Exercise »
Scan the lines below for the string "potentially" and copy every one that has it.

>> Start

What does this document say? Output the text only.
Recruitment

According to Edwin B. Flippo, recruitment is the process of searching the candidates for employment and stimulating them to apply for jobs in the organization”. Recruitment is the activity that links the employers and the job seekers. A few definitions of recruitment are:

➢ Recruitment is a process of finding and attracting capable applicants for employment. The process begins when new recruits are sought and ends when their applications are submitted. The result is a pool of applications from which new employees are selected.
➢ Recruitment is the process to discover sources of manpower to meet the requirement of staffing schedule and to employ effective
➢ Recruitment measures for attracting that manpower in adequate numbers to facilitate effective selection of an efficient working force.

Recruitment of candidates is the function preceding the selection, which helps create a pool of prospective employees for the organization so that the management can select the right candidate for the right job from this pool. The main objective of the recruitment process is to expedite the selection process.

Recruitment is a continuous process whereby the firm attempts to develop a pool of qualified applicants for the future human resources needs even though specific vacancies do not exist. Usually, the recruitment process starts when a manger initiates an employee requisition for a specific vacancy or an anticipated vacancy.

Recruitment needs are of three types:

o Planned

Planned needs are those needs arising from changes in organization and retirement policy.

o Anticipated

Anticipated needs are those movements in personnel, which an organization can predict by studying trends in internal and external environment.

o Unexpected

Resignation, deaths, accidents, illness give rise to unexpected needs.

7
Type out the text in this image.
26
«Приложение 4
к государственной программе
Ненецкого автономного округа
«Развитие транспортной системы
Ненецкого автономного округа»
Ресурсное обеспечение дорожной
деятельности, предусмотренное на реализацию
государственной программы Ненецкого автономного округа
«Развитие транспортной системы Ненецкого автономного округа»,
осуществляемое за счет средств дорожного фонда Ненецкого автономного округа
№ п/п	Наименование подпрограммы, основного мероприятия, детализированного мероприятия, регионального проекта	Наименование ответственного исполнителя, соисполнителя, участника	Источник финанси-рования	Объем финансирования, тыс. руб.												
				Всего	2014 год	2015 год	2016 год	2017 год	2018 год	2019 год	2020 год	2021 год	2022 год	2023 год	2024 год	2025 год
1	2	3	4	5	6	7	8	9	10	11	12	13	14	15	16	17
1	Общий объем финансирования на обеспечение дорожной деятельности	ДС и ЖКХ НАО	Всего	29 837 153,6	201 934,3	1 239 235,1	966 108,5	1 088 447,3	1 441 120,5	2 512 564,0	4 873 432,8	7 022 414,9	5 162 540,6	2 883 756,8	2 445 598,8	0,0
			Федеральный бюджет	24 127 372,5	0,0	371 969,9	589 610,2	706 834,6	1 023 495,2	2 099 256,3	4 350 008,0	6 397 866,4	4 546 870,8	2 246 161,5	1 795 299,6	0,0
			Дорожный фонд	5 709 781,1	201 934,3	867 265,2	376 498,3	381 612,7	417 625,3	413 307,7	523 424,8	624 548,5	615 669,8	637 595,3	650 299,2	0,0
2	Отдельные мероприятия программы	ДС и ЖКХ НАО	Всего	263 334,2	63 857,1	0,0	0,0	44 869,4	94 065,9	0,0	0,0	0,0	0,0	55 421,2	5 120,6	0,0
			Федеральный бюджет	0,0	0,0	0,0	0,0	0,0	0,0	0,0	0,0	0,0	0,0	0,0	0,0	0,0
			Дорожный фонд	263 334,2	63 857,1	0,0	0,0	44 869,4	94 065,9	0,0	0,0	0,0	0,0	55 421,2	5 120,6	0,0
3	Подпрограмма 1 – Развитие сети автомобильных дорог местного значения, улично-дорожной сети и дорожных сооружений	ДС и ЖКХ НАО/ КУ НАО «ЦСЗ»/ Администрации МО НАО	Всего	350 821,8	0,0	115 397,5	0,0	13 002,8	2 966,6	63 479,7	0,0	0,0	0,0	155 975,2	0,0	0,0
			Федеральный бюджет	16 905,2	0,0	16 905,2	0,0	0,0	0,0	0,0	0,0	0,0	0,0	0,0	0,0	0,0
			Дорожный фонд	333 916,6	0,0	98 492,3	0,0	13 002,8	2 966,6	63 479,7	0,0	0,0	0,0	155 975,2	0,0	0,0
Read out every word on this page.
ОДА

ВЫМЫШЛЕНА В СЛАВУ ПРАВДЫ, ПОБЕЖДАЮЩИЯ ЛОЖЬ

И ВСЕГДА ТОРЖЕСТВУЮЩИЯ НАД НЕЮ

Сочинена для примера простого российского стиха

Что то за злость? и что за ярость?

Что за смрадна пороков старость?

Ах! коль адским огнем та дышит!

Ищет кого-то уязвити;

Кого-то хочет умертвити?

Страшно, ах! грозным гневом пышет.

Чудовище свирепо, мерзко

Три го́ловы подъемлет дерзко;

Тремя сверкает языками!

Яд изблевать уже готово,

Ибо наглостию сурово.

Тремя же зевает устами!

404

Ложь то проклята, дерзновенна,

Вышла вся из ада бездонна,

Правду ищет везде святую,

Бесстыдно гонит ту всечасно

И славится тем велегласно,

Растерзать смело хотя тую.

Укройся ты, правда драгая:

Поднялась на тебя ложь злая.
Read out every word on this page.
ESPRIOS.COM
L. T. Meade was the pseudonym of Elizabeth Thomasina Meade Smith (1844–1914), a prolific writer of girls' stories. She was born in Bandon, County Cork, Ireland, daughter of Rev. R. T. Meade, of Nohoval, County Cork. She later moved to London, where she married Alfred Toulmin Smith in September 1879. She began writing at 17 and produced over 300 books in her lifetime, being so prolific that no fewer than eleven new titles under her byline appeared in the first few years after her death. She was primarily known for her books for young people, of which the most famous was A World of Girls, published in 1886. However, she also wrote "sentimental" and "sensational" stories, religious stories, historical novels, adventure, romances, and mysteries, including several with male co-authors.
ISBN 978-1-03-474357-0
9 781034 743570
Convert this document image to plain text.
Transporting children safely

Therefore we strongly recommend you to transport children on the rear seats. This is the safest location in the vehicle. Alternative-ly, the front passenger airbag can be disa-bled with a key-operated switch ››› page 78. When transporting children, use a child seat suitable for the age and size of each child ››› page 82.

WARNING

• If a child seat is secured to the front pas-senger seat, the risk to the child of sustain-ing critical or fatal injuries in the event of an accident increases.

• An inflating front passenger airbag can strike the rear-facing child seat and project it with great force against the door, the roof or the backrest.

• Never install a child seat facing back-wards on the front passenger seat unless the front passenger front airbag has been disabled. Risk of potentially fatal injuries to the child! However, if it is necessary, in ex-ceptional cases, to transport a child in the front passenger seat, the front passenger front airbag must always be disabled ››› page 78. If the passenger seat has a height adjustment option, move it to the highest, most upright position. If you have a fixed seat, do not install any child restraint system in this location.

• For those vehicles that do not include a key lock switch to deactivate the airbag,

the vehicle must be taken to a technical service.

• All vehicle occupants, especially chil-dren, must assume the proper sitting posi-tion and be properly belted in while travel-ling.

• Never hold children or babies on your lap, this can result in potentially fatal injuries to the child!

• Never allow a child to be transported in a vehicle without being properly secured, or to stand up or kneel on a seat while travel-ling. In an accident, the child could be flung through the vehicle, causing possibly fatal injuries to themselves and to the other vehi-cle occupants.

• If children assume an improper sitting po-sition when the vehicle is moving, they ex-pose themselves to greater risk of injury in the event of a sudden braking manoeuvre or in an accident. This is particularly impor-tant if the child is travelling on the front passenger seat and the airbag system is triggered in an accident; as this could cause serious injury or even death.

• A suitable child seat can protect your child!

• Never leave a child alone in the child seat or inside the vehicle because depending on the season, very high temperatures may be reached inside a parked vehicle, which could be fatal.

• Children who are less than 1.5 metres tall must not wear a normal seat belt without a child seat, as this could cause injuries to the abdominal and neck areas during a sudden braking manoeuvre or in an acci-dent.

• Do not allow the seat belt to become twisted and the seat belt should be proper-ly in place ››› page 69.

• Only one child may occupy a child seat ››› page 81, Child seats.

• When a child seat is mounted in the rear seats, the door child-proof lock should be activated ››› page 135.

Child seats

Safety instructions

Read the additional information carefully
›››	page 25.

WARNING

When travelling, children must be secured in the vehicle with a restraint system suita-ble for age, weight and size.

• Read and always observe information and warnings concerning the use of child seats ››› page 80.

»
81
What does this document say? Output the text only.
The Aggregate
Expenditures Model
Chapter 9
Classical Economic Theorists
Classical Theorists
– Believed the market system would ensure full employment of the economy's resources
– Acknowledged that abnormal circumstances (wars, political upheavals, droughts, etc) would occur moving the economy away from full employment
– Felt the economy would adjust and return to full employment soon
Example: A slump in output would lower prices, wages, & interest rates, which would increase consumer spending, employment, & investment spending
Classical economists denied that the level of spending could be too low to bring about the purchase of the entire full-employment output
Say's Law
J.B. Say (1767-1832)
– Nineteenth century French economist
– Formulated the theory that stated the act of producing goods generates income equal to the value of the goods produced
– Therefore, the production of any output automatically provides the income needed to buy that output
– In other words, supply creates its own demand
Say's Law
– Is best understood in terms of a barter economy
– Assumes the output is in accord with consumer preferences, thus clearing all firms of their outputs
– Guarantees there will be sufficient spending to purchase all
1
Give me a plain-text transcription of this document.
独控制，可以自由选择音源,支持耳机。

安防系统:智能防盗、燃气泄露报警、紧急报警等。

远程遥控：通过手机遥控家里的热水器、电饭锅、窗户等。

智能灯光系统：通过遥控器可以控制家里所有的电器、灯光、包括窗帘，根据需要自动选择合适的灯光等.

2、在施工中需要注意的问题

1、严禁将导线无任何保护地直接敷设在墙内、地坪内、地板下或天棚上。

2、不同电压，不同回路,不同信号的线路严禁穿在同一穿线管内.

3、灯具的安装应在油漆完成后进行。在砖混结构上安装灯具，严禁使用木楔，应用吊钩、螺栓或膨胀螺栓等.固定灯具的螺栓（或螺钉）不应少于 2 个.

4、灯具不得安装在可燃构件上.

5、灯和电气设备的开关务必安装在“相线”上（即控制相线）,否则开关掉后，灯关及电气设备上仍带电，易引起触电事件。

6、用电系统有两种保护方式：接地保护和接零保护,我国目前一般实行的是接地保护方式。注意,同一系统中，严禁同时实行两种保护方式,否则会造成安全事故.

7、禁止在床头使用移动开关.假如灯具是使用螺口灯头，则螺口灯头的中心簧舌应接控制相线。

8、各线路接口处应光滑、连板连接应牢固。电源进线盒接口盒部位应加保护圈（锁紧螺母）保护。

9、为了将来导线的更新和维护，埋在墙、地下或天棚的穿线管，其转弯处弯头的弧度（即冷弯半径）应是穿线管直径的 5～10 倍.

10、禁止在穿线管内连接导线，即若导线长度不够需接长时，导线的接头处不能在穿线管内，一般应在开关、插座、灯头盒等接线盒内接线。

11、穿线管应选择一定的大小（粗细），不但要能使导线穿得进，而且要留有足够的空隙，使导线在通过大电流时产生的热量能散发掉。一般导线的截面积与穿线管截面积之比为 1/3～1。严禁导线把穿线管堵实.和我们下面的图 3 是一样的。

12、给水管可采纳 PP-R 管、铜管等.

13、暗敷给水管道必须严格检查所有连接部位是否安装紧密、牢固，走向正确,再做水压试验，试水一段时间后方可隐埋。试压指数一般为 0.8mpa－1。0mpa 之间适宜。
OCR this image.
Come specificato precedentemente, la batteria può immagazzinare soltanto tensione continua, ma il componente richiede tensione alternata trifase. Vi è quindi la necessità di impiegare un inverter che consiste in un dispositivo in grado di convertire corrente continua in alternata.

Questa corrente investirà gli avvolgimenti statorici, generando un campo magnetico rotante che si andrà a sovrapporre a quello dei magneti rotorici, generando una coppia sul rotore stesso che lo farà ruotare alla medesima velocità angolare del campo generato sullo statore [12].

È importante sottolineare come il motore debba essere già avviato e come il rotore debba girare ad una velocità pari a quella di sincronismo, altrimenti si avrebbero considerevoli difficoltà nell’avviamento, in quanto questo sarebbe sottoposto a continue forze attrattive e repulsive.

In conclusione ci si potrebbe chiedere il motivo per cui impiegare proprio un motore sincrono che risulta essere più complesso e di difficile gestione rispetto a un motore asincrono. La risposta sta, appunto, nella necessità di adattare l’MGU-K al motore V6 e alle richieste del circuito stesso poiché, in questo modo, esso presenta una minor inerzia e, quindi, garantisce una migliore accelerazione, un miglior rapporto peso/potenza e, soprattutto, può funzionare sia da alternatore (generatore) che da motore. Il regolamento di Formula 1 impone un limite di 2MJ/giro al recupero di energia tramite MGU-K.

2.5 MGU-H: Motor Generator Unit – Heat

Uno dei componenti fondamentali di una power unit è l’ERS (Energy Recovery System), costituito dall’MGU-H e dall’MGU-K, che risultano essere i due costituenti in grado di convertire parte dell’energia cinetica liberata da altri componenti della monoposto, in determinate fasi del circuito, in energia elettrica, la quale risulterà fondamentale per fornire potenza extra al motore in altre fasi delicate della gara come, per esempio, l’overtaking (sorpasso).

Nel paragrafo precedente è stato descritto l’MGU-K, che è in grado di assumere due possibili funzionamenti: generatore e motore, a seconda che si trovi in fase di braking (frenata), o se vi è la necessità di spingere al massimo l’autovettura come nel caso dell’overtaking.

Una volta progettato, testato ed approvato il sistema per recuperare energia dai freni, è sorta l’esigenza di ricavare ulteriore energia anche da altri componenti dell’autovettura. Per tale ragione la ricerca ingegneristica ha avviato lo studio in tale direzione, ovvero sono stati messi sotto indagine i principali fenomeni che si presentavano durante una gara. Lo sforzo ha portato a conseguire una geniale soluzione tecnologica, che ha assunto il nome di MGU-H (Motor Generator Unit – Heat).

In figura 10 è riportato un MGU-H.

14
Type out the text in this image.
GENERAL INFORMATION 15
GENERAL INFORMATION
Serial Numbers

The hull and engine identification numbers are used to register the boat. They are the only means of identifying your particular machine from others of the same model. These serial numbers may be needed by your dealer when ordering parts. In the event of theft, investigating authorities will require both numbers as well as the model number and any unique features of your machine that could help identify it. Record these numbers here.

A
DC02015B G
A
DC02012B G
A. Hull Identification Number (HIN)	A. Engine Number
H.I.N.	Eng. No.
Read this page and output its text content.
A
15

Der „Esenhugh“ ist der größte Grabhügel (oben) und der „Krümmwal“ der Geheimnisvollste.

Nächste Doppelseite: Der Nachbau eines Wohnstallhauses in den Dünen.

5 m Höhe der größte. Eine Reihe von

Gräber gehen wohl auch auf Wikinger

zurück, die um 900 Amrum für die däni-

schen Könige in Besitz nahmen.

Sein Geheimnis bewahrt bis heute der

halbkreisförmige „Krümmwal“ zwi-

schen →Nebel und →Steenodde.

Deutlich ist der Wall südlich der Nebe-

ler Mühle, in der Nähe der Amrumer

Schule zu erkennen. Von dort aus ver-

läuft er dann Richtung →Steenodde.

>> End

Task answer »
• Never install a child seat facing back-wards on the front passenger seat unless the front passenger front airbag has been disabled. Risk of potentially fatal injuries to the child! However, if it is necessary, in ex-ceptional cases, to transport a child in the front passenger seat, the front passenger front airbag must always be disabled ››› page 78. If the passenger seat has a height adjustment option, move it to the highest, most upright position. If you have a fixed seat, do not install any child restraint system in this location.
• Never hold children or babies on your lap, this can result in potentially fatal injuries to the child!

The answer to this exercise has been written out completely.